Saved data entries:
** Start **

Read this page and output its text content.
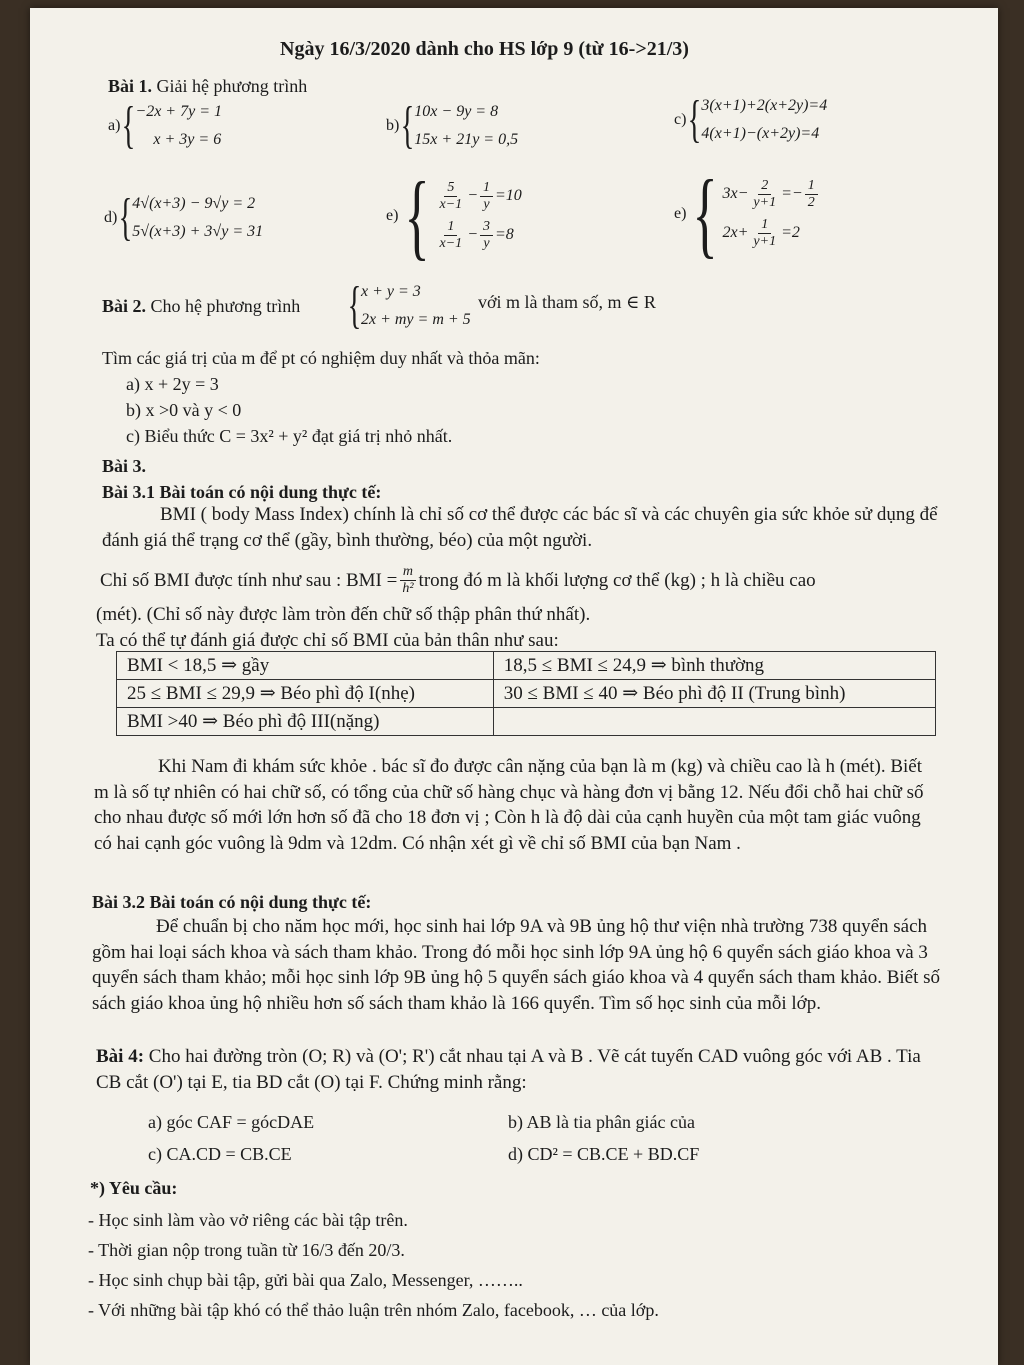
Ngày 16/3/2020 dành cho HS lớp 9 (từ 16->21/3)
Bài 1. Giải hệ phương trình
a) { −2x + 7y = 1
x + 3y = 6
b) { 10x − 9y = 8
15x + 21y = 0,5
c) { 3(x+1)+2(x+2y)=4
4(x+1)−(x+2y)=4
d) { 4√(x+3) − 9√y = 2
5√(x+3) + 3√y = 31
e) { $\frac{5}{x-1} - \frac{1}{y} =10$
$\frac{1}{x-1} - \frac{3}{y} =8$
e) { $3x- \frac{2}{y+1} =- \frac{1}{2}$
$2x+ \frac{1}{y+1} =2$
Bài 2. Cho hệ phương trình { x + y = 3
2x + my = m + 5
với m là tham số, m ∈ R
Tìm các giá trị của m để pt có nghiệm duy nhất và thỏa mãn:
a) x + 2y = 3
b) x >0 và y < 0
c) Biểu thức C = 3x² + y² đạt giá trị nhỏ nhất.
Bài 3.
Bài 3.1 Bài toán có nội dung thực tế:
BMI ( body Mass Index) chính là chỉ số cơ thể được các bác sĩ và các chuyên gia sức khỏe sử dụng để đánh giá thể trạng cơ thể (gầy, bình thường, béo) của một người.
Chỉ số BMI được tính như sau : BMI = $\frac{m}{\text{h²}}$ trong đó m là khối lượng cơ thể (kg) ; h là chiều cao
(mét). (Chỉ số này được làm tròn đến chữ số thập phân thứ nhất).
Ta có thể tự đánh giá được chỉ số BMI của bản thân như sau:
BMI < 18,5 ⇒ gầy	18,5 ≤ BMI ≤ 24,9 ⇒ bình thường
25 ≤ BMI ≤ 29,9 ⇒ Béo phì độ I(nhẹ)	30 ≤ BMI ≤ 40 ⇒ Béo phì độ II (Trung bình)
BMI >40 ⇒ Béo phì độ III(nặng)	
Khi Nam đi khám sức khỏe . bác sĩ đo được cân nặng của bạn là m (kg) và chiều cao là h (mét). Biết m là số tự nhiên có hai chữ số, có tổng của chữ số hàng chục và hàng đơn vị bằng 12. Nếu đổi chỗ hai chữ số cho nhau được số mới lớn hơn số đã cho 18 đơn vị ; Còn h là độ dài của cạnh huyền của một tam giác vuông có hai cạnh góc vuông là 9dm và 12dm. Có nhận xét gì về chỉ số BMI của bạn Nam .
Bài 3.2 Bài toán có nội dung thực tế:
Để chuẩn bị cho năm học mới, học sinh hai lớp 9A và 9B ủng hộ thư viện nhà trường 738 quyển sách gồm hai loại sách khoa và sách tham khảo. Trong đó mỗi học sinh lớp 9A ủng hộ 6 quyển sách giáo khoa và 3 quyển sách tham khảo; mỗi học sinh lớp 9B ủng hộ 5 quyển sách giáo khoa và 4 quyển sách tham khảo. Biết số sách giáo khoa ủng hộ nhiều hơn số sách tham khảo là 166 quyển. Tìm số học sinh của mỗi lớp.
Bài 4: Cho hai đường tròn (O; R) và (O'; R') cắt nhau tại A và B . Vẽ cát tuyến CAD vuông góc với AB . Tia CB cắt (O') tại E, tia BD cắt (O) tại F. Chứng minh rằng:
a) góc CAF = gócDAE	b) AB là tia phân giác của
c) CA.CD = CB.CE	d) CD² = CB.CE + BD.CF
*) Yêu cầu:
- Học sinh làm vào vở riêng các bài tập trên.
- Thời gian nộp trong tuần từ 16/3 đến 20/3.
- Học sinh chụp bài tập, gửi bài qua Zalo, Messenger, ……..
- Với những bài tập khó có thể thảo luận trên nhóm Zalo, facebook, … của lớp.
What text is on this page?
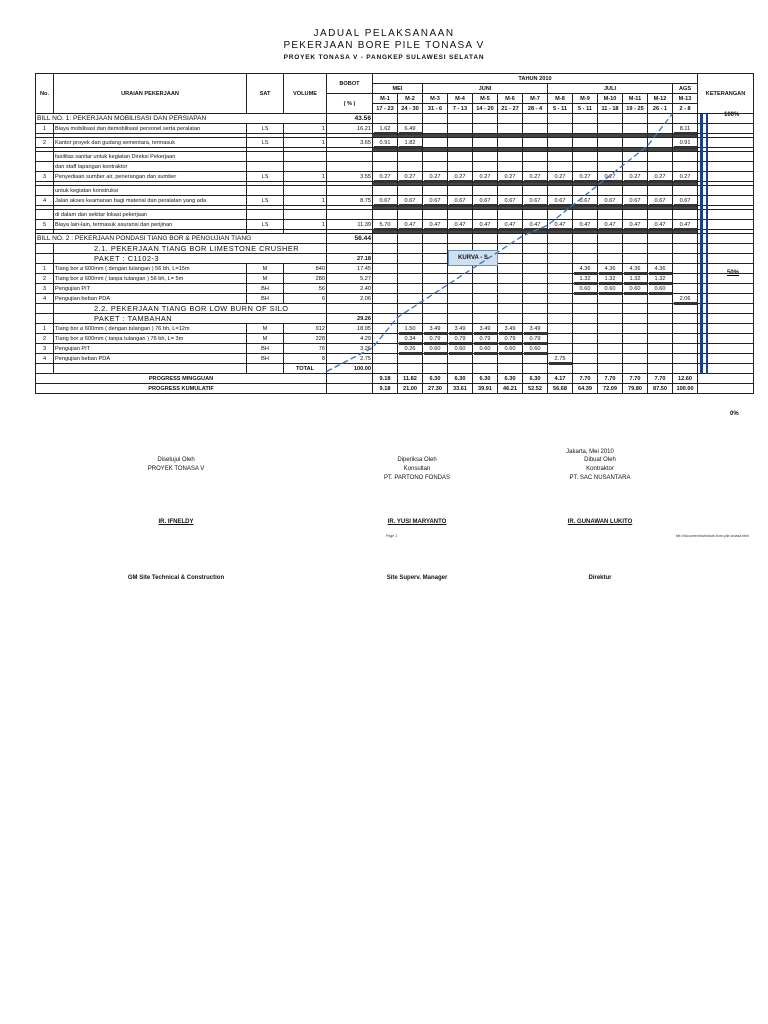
JADUAL PELAKSANAAN
PEKERJAAN BORE PILE TONASA V
PROYEK TONASA V - PANGKEP SULAWESI SELATAN
No.	URAIAN PEKERJAAN	SAT	VOLUME	BOBOT	TAHUN 2010													KETERANGAN
					MEI		JUNI					JULI					AGS	
				( % )	M-1	M-2	M-3	M-4	M-5	M-6	M-7	M-8	M-9	M-10	M-11	M-12	M-13	
					17 - 23	24 - 30	31 - 6	7 - 13	14 - 20	21 - 27	28 - 4	5 - 11	5 - 11	11 - 18	19 - 25	26 - 1	2 - 8	
BILL NO. 1: PEKERJAAN MOBILISASI DAN PERSIAPAN				43.56														
1	Biaya mobilisasi dan demobilisasi personel serta peralatan	LS	1	16.21	1.62	6.49											8.11	

2	Kantor proyek dan gudang sementara, termasuk	LS	1	3.65	0.91	1.82											0.91	

	fasilitas sanitar untuk kegiatan Direksi Pekerjaan																	
	dan staff lapangan kontraktor																	
3	Penyediaan sumber air, penerangan dan sumber	LS	1	3.55	0.27	0.27	0.27	0.27	0.27	0.27	0.27	0.27	0.27	0.27	0.27	0.27	0.27	

	untuk kegiatan konstruksi																	
4	Jalan akses keamanan bagi material dan peralatan yang ada	LS	1	8.75	0.67	0.67	0.67	0.67	0.67	0.67	0.67	0.67	0.67	0.67	0.67	0.67	0.67	

	di dalam dan sekitar lokasi pekerjaan																	
5	Biaya lain-lain, termasuk asuransi dan perijinan	LS	1	11.39	5.70	0.47	0.47	0.47	0.47	0.47	0.47	0.47	0.47	0.47	0.47	0.47	0.47	

BILL NO. 2 : PEKERJAAN PONDASI TIANG BOR & PENGUJIAN TIANG				56.44														
	2.1. PEKERJAAN TIANG BOR LIMESTONE CRUSHER																	
	PAKET : C1102-3			27.18														
1	Tiang bor ⌀ 600mm ( dengan tulangan ) 56 bh, L=15m	M	840	17.45									4.36	4.36	4.36	4.36		
2	Tiang bor ⌀ 600mm ( tanpa tulangan ) 56 bh, L= 5m	M	280	5.27									1.32	1.32	1.32	1.32		
3	Pengujian PIT	BH	56	2.40									0.60	0.60	0.60	0.60		
4	Pengujian beban PDA	BH	6	2.06													2.06	
	2.2. PEKERJAAN TIANG BOR LOW BURN OF SILO																	
	PAKET : TAMBAHAN			29.26														
1	Tiang bor ⌀ 600mm ( dengan tulangan ) 76 bh, L=12m	M	912	18.95		1.50	3.49	3.49	3.49	3.49	3.49							
2	Tiang bor ⌀ 600mm ( tanpa tulangan ) 76 bh, L= 3m	M	228	4.29		0.34	0.79	0.79	0.79	0.79	0.79							
3	Pengujian PIT	BH	76	3.26		0.26	0.60	0.60	0.60	0.60	0.60							
4	Pengujian beban PDA	BH	8	2.75								2.75						
			TOTAL	100.00														
PROGRESS MINGGUAN					9.18	11.82	6.30	6.30	6.30	6.30	6.30	4.17	7.70	7.70	7.70	7.70	12.60	
PROGRESS KUMULATIF					9.18	21.00	27.30	33.61	39.91	46.21	52.52	56.68	64.39	72.09	79.80	87.50	100.00	
KURVA - S
100%
50%
0%
Jakarta, Mei 2010
Disetujui Oleh
PROYEK TONASA V
Diperiksa Oleh
Konsultan
PT. PARTONO FONDAS
Dibuat Oleh
Kontraktor
PT. SAC NUSANTARA
IR. IFNELDY	IR. YUSI MARYANTO	IR. GUNAWAN LUKITO
Page 1	file:///document/schedule-bore-pile-tonasa.html
GM Site Technical & Construction	Site Superv. Manager	Direktur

** End **

#### [Work to be completed]
Make a word-for-word copy of the entries, without any pictures.

#### [Response for this exercise]
Read this page and output its text content.
Ngày 16/3/2020 dành cho HS lớp 9 (từ 16->21/3)
Bài 1. Giải hệ phương trình
a) { −2x + 7y = 1
x + 3y = 6
b) { 10x − 9y = 8
15x + 21y = 0,5
c) { 3(x+1)+2(x+2y)=4
4(x+1)−(x+2y)=4
d) { 4√(x+3) − 9√y = 2
5√(x+3) + 3√y = 31
e) { $\frac{5}{x-1} - \frac{1}{y} =10$
$\frac{1}{x-1} - \frac{3}{y} =8$
e) { $3x- \frac{2}{y+1} =- \frac{1}{2}$
$2x+ \frac{1}{y+1} =2$
Bài 2. Cho hệ phương trình { x + y = 3
2x + my = m + 5
với m là tham số, m ∈ R
Tìm các giá trị của m để pt có nghiệm duy nhất và thỏa mãn:
a) x + 2y = 3
b) x >0 và y < 0
c) Biểu thức C = 3x² + y² đạt giá trị nhỏ nhất.
Bài 3.
Bài 3.1 Bài toán có nội dung thực tế:
BMI ( body Mass Index) chính là chỉ số cơ thể được các bác sĩ và các chuyên gia sức khỏe sử dụng để đánh giá thể trạng cơ thể (gầy, bình thường, béo) của một người.
Chỉ số BMI được tính như sau : BMI = $\frac{m}{\text{h²}}$ trong đó m là khối lượng cơ thể (kg) ; h là chiều cao
(mét). (Chỉ số này được làm tròn đến chữ số thập phân thứ nhất).
Ta có thể tự đánh giá được chỉ số BMI của bản thân như sau:
BMI < 18,5 ⇒ gầy	18,5 ≤ BMI ≤ 24,9 ⇒ bình thường
25 ≤ BMI ≤ 29,9 ⇒ Béo phì độ I(nhẹ)	30 ≤ BMI ≤ 40 ⇒ Béo phì độ II (Trung bình)
BMI >40 ⇒ Béo phì độ III(nặng)	
Khi Nam đi khám sức khỏe . bác sĩ đo được cân nặng của bạn là m (kg) và chiều cao là h (mét). Biết m là số tự nhiên có hai chữ số, có tổng của chữ số hàng chục và hàng đơn vị bằng 12. Nếu đổi chỗ hai chữ số cho nhau được số mới lớn hơn số đã cho 18 đơn vị ; Còn h là độ dài của cạnh huyền của một tam giác vuông có hai cạnh góc vuông là 9dm và 12dm. Có nhận xét gì về chỉ số BMI của bạn Nam .
Bài 3.2 Bài toán có nội dung thực tế:
Để chuẩn bị cho năm học mới, học sinh hai lớp 9A và 9B ủng hộ thư viện nhà trường 738 quyển sách gồm hai loại sách khoa và sách tham khảo. Trong đó mỗi học sinh lớp 9A ủng hộ 6 quyển sách giáo khoa và 3 quyển sách tham khảo; mỗi học sinh lớp 9B ủng hộ 5 quyển sách giáo khoa và 4 quyển sách tham khảo. Biết số sách giáo khoa ủng hộ nhiều hơn số sách tham khảo là 166 quyển. Tìm số học sinh của mỗi lớp.
Bài 4: Cho hai đường tròn (O; R) và (O'; R') cắt nhau tại A và B . Vẽ cát tuyến CAD vuông góc với AB . Tia CB cắt (O') tại E, tia BD cắt (O) tại F. Chứng minh rằng:
a) góc CAF = gócDAE	b) AB là tia phân giác của
c) CA.CD = CB.CE	d) CD² = CB.CE + BD.CF
*) Yêu cầu:
- Học sinh làm vào vở riêng các bài tập trên.
- Thời gian nộp trong tuần từ 16/3 đến 20/3.
- Học sinh chụp bài tập, gửi bài qua Zalo, Messenger, ……..
- Với những bài tập khó có thể thảo luận trên nhóm Zalo, facebook, … của lớp.
What text is on this page?
JADUAL PELAKSANAAN
PEKERJAAN BORE PILE TONASA V
PROYEK TONASA V - PANGKEP SULAWESI SELATAN
No.	URAIAN PEKERJAAN	SAT	VOLUME	BOBOT	TAHUN 2010													KETERANGAN
					MEI		JUNI					JULI					AGS	
				( % )	M-1	M-2	M-3	M-4	M-5	M-6	M-7	M-8	M-9	M-10	M-11	M-12	M-13	
					17 - 23	24 - 30	31 - 6	7 - 13	14 - 20	21 - 27	28 - 4	5 - 11	5 - 11	11 - 18	19 - 25	26 - 1	2 - 8	
BILL NO. 1: PEKERJAAN MOBILISASI DAN PERSIAPAN				43.56														
1	Biaya mobilisasi dan demobilisasi personel serta peralatan	LS	1	16.21	1.62	6.49											8.11	

2	Kantor proyek dan gudang sementara, termasuk	LS	1	3.65	0.91	1.82											0.91	

	fasilitas sanitar untuk kegiatan Direksi Pekerjaan																	
	dan staff lapangan kontraktor																	
3	Penyediaan sumber air, penerangan dan sumber	LS	1	3.55	0.27	0.27	0.27	0.27	0.27	0.27	0.27	0.27	0.27	0.27	0.27	0.27	0.27	

	untuk kegiatan konstruksi																	
4	Jalan akses keamanan bagi material dan peralatan yang ada	LS	1	8.75	0.67	0.67	0.67	0.67	0.67	0.67	0.67	0.67	0.67	0.67	0.67	0.67	0.67	

	di dalam dan sekitar lokasi pekerjaan																	
5	Biaya lain-lain, termasuk asuransi dan perijinan	LS	1	11.39	5.70	0.47	0.47	0.47	0.47	0.47	0.47	0.47	0.47	0.47	0.47	0.47	0.47	

BILL NO. 2 : PEKERJAAN PONDASI TIANG BOR & PENGUJIAN TIANG				56.44														
	2.1. PEKERJAAN TIANG BOR LIMESTONE CRUSHER																	
	PAKET : C1102-3			27.18														
1	Tiang bor ⌀ 600mm ( dengan tulangan ) 56 bh, L=15m	M	840	17.45									4.36	4.36	4.36	4.36		
2	Tiang bor ⌀ 600mm ( tanpa tulangan ) 56 bh, L= 5m	M	280	5.27									1.32	1.32	1.32	1.32		
3	Pengujian PIT	BH	56	2.40									0.60	0.60	0.60	0.60		
4	Pengujian beban PDA	BH	6	2.06													2.06	
	2.2. PEKERJAAN TIANG BOR LOW BURN OF SILO																	
	PAKET : TAMBAHAN			29.26														
1	Tiang bor ⌀ 600mm ( dengan tulangan ) 76 bh, L=12m	M	912	18.95		1.50	3.49	3.49	3.49	3.49	3.49							
2	Tiang bor ⌀ 600mm ( tanpa tulangan ) 76 bh, L= 3m	M	228	4.29		0.34	0.79	0.79	0.79	0.79	0.79							
3	Pengujian PIT	BH	76	3.26		0.26	0.60	0.60	0.60	0.60	0.60							
4	Pengujian beban PDA	BH	8	2.75								2.75						
			TOTAL	100.00														
PROGRESS MINGGUAN					9.18	11.82	6.30	6.30	6.30	6.30	6.30	4.17	7.70	7.70	7.70	7.70	12.60	
PROGRESS KUMULATIF					9.18	21.00	27.30	33.61	39.91	46.21	52.52	56.68	64.39	72.09	79.80	87.50	100.00	
KURVA - S
100%
50%
0%
Jakarta, Mei 2010
Disetujui Oleh
PROYEK TONASA V
Diperiksa Oleh
Konsultan
PT. PARTONO FONDAS
Dibuat Oleh
Kontraktor
PT. SAC NUSANTARA
IR. IFNELDY	IR. YUSI MARYANTO	IR. GUNAWAN LUKITO
Page 1	file:///document/schedule-bore-pile-tonasa.html
GM Site Technical & Construction	Site Superv. Manager	Direktur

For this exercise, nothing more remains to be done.